For each line below that contains the word "JSON", return that line.

**** INPUT RECORDS ****

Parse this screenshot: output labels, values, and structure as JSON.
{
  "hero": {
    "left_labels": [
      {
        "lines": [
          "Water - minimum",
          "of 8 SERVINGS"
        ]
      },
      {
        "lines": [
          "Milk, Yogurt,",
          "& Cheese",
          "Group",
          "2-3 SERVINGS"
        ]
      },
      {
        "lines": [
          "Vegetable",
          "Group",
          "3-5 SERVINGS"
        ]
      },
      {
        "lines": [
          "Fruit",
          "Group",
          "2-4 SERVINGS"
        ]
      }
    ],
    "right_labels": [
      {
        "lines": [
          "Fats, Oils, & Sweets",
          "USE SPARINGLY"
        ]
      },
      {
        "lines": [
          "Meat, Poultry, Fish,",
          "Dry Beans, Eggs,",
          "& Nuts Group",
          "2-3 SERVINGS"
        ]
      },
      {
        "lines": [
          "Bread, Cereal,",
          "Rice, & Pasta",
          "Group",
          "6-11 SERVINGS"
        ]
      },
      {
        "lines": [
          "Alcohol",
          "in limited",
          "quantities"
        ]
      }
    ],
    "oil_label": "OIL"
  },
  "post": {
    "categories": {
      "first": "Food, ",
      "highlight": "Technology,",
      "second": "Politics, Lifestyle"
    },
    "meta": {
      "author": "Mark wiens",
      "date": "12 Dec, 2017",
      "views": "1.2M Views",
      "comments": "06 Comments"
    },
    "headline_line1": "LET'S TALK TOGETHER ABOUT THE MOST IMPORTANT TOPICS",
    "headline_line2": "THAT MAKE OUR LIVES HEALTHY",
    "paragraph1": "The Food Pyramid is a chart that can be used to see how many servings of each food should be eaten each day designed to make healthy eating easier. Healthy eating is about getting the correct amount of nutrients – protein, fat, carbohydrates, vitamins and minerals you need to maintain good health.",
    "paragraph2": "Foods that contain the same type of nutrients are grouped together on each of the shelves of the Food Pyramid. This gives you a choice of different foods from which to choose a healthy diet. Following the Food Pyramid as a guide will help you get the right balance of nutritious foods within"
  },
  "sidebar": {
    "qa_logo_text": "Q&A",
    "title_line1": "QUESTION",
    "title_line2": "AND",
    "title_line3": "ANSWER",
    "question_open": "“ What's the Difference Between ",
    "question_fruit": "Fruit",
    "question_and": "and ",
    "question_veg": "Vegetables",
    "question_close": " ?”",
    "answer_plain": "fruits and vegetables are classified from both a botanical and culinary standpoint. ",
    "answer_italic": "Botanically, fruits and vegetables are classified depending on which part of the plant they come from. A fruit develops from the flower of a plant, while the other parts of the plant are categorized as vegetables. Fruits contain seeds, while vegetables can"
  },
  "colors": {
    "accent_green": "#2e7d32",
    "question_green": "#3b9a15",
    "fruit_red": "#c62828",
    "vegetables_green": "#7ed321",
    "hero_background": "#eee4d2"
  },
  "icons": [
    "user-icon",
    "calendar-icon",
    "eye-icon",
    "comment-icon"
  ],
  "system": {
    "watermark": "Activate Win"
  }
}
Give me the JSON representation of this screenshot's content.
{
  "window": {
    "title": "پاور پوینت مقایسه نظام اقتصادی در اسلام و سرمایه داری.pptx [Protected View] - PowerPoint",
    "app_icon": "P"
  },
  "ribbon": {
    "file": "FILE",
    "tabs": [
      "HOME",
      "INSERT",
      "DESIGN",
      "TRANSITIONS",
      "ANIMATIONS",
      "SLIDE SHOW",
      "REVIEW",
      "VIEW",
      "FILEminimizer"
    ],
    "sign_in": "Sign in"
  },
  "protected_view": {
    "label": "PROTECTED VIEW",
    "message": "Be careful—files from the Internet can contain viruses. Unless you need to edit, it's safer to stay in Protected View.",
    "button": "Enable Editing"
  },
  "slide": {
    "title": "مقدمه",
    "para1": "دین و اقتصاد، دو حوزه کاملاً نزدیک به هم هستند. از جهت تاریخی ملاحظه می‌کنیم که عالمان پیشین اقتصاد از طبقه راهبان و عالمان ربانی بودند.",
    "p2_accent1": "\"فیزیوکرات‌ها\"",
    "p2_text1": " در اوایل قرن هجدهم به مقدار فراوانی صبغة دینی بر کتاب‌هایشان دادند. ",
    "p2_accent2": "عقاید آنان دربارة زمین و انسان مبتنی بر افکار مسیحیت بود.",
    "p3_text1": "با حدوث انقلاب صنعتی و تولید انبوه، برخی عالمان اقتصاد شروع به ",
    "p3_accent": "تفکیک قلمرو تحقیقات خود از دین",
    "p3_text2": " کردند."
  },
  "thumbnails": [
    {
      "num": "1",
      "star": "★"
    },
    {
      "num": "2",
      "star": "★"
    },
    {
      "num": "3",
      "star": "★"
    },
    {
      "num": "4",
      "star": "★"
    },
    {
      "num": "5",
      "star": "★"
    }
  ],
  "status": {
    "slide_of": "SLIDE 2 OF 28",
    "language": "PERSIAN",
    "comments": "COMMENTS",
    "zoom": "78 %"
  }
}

****

> FINISHED TASK:
Parse this screenshot: output labels, values, and structure as JSON.
Give me the JSON representation of this screenshot's content.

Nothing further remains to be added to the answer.